Copy each line of the material below that includes the string "HyperCam".
::: SUPPLIED RECORDS
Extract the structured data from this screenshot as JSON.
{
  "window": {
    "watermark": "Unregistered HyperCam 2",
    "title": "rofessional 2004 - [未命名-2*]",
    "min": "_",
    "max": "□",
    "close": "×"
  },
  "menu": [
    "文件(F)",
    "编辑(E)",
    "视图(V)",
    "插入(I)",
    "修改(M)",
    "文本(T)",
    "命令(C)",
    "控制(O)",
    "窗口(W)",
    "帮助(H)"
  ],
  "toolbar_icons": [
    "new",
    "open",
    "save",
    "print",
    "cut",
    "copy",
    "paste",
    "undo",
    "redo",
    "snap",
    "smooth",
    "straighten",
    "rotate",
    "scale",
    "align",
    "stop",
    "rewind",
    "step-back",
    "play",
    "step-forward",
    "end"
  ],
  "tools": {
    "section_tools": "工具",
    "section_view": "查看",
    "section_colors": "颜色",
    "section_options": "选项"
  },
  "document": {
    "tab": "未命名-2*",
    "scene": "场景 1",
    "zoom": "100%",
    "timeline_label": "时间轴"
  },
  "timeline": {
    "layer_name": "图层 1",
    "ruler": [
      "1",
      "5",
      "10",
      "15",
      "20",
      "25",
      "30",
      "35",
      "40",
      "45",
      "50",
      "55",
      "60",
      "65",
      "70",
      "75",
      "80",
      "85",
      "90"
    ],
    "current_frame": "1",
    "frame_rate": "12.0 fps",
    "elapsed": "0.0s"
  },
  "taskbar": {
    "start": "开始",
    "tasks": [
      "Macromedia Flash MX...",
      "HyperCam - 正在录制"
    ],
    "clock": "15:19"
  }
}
::::::
## WRITTEN SOLUTION:
    "watermark": "Unregistered HyperCam 2",
      "HyperCam - 正在录制"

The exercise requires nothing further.